### PROBLEM DESCRIPTION
Scan the data below and report how many lines include the word "frequency". Nothing else is wanted.

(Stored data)

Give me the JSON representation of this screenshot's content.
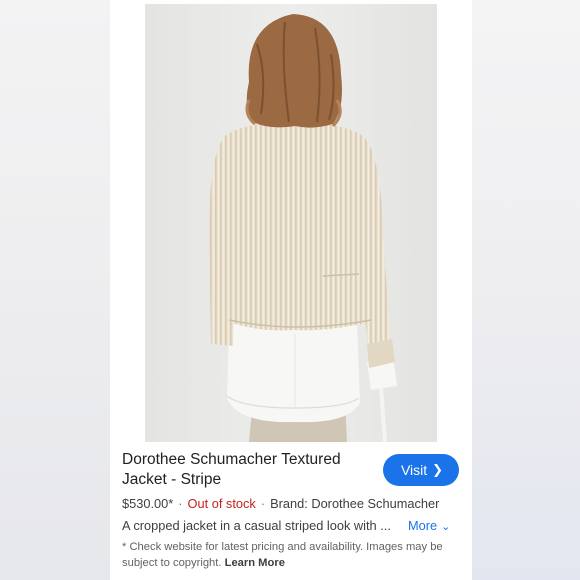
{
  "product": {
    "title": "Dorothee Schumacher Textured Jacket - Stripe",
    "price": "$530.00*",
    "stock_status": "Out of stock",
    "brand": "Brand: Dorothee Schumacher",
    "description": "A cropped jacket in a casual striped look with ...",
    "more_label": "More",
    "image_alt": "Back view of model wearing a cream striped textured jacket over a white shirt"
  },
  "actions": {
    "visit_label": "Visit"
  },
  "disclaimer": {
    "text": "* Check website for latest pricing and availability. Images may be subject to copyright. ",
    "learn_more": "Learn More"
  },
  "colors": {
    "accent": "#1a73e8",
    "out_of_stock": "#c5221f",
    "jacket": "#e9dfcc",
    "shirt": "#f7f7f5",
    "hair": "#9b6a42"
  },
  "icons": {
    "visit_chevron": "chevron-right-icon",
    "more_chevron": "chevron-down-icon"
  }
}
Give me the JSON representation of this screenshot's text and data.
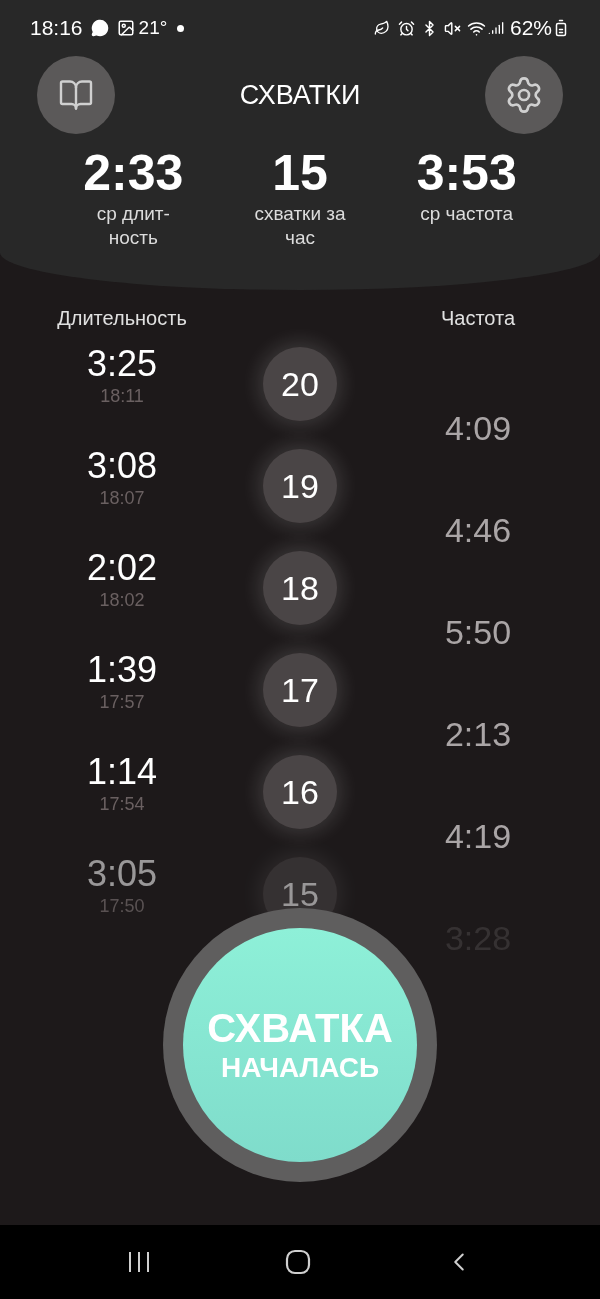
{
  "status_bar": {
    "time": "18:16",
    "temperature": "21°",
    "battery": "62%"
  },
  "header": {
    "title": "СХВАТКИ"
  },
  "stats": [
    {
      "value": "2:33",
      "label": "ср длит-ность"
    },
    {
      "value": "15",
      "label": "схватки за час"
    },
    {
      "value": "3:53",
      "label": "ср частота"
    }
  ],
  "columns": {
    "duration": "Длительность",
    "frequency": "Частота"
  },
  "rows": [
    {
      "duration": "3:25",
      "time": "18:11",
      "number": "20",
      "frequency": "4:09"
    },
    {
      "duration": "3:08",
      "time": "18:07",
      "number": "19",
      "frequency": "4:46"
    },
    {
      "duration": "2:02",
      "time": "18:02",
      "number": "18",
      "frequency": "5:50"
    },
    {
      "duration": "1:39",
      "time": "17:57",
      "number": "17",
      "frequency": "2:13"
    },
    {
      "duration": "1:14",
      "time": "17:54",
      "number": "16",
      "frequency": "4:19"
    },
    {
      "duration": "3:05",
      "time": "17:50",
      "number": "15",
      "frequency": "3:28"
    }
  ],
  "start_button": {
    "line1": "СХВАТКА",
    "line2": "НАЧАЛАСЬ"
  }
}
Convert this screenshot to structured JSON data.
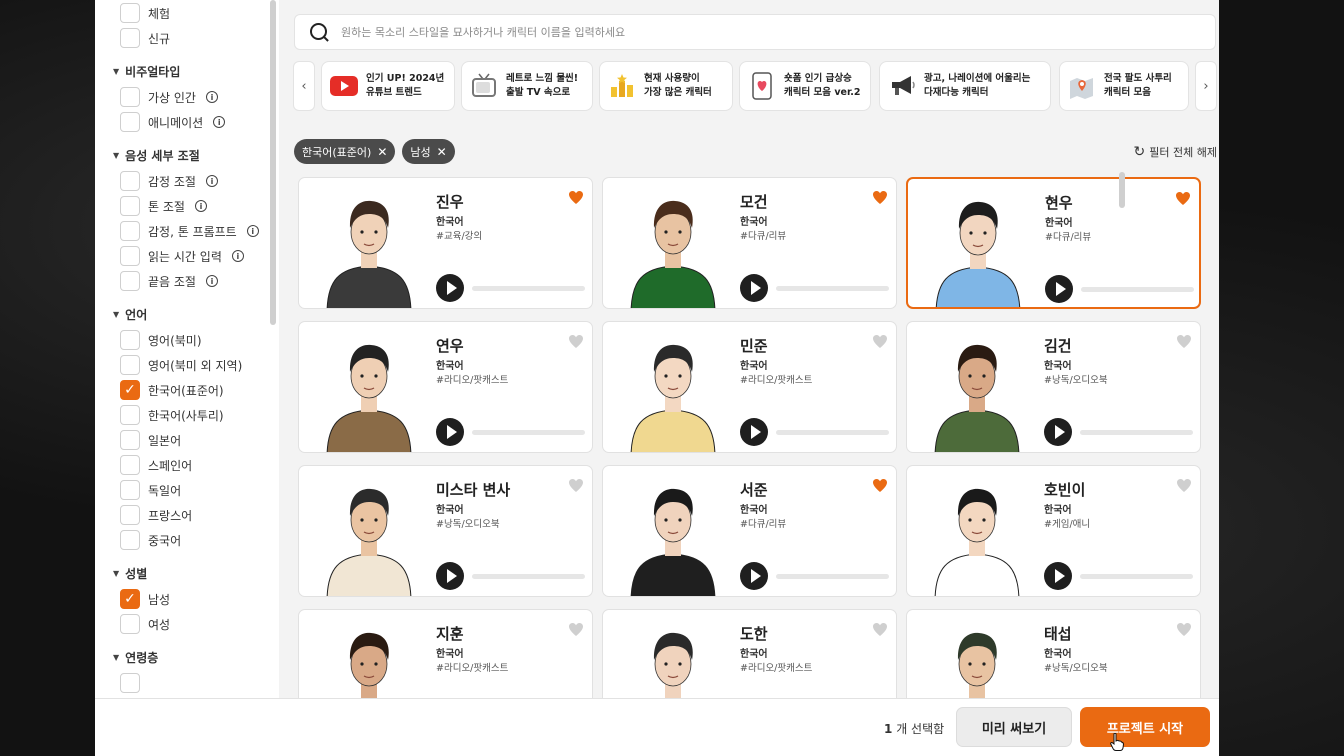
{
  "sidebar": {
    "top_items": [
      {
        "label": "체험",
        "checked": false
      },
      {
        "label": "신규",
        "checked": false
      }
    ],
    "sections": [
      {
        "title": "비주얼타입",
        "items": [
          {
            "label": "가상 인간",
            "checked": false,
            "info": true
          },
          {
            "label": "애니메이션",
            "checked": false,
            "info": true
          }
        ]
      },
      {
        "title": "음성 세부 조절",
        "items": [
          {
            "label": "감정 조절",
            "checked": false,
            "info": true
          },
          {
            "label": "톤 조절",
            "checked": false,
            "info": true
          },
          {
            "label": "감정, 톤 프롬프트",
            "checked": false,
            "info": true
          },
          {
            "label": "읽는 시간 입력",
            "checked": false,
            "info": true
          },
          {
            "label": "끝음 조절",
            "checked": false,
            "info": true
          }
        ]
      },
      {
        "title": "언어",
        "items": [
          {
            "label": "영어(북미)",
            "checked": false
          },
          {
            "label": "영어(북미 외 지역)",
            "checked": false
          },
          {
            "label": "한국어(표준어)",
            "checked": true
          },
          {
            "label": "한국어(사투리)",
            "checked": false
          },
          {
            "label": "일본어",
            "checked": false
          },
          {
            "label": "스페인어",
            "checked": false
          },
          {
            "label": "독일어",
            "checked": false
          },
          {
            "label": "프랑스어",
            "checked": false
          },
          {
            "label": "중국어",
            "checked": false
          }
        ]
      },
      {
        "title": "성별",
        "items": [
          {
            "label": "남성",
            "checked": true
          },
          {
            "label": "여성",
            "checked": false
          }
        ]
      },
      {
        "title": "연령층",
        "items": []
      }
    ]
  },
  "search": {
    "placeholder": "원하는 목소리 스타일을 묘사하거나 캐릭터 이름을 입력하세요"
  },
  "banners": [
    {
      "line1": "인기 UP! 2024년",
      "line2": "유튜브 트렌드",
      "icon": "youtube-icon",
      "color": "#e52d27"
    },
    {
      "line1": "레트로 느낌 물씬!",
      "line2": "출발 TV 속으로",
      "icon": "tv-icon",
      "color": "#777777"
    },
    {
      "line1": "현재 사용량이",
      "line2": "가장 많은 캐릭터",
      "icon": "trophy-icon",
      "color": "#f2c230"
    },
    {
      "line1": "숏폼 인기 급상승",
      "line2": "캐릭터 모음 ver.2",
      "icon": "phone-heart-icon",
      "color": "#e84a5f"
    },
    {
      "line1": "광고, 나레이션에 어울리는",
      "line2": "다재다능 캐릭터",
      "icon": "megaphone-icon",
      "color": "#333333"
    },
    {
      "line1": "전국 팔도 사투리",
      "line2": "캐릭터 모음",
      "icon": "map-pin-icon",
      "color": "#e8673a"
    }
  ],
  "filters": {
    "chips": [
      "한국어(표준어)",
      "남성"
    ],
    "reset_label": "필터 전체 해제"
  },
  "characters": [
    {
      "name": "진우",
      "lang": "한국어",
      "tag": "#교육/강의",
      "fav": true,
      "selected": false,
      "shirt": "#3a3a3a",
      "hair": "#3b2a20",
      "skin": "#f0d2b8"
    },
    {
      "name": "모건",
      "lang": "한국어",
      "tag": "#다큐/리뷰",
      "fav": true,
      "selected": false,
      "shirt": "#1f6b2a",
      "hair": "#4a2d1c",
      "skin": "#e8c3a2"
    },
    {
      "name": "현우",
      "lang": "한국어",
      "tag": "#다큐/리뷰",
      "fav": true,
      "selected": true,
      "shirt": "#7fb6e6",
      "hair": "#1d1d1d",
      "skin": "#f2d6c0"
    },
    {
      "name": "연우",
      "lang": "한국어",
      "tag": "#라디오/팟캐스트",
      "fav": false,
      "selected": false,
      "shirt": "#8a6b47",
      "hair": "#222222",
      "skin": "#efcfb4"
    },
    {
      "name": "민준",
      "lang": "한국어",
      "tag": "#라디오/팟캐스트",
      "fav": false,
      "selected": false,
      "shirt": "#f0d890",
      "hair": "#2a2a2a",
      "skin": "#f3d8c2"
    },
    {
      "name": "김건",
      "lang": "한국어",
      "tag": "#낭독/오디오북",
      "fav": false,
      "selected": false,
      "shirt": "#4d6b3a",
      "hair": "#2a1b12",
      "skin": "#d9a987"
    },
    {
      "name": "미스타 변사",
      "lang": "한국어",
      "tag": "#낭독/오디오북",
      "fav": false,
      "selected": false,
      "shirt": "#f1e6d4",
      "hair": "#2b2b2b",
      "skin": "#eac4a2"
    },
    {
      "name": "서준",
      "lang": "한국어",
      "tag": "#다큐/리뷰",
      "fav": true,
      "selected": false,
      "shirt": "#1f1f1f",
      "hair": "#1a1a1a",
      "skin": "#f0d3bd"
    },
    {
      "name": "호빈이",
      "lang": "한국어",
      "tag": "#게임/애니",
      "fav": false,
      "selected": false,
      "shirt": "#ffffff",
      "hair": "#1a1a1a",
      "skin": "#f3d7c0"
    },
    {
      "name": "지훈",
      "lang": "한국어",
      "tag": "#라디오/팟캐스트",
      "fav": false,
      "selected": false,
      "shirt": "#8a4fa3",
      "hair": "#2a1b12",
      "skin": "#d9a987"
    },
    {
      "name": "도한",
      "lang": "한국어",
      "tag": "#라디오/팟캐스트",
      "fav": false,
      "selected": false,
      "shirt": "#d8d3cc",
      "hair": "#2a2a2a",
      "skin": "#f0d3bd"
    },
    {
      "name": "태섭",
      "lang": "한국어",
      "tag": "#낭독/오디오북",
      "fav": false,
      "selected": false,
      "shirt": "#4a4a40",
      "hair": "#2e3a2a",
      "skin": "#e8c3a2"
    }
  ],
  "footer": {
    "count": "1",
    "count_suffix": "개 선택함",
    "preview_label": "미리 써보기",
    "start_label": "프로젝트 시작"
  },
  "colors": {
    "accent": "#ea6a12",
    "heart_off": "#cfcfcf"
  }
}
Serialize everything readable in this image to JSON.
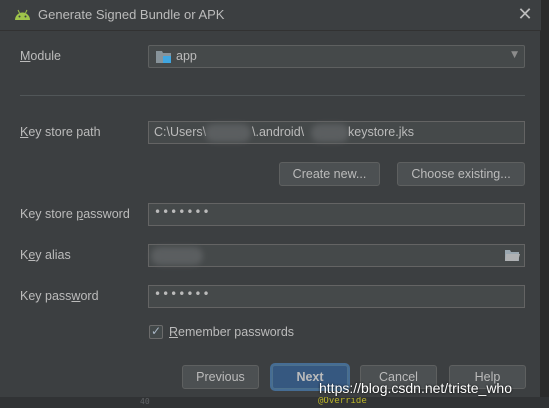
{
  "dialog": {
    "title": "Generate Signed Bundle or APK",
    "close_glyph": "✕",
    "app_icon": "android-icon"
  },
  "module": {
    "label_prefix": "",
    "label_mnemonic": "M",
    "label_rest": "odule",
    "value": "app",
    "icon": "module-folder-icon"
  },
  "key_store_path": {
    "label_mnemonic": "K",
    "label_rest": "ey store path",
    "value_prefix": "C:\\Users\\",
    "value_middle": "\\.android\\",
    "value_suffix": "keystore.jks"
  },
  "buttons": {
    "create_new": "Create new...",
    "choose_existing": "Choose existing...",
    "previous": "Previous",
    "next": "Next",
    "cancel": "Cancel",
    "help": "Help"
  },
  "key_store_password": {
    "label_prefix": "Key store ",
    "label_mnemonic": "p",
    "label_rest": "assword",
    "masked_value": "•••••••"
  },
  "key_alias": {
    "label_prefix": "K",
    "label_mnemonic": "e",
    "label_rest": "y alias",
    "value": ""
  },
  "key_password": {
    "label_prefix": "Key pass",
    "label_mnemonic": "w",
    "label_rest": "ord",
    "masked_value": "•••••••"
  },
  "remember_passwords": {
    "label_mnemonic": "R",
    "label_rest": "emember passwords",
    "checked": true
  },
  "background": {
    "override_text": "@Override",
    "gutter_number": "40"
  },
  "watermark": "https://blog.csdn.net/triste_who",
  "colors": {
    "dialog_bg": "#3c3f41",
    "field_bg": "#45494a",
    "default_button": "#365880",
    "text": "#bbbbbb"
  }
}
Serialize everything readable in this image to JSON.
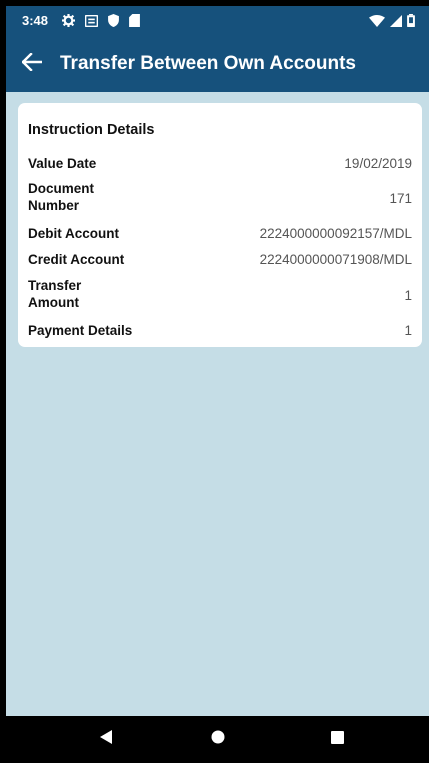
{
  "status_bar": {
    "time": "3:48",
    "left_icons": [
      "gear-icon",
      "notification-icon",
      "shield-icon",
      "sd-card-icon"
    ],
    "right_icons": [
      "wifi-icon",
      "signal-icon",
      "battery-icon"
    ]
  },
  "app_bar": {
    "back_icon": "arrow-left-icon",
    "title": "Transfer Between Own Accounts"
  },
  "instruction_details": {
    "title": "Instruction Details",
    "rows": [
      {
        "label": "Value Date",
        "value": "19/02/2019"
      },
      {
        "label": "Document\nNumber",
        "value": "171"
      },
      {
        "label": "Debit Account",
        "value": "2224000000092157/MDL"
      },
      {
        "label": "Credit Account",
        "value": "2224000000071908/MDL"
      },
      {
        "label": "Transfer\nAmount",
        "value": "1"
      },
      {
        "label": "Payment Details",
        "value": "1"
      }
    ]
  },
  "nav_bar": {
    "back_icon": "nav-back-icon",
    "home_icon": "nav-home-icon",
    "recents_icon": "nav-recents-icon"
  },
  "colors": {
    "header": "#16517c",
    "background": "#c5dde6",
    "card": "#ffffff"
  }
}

### CORRECT RESPONSE
7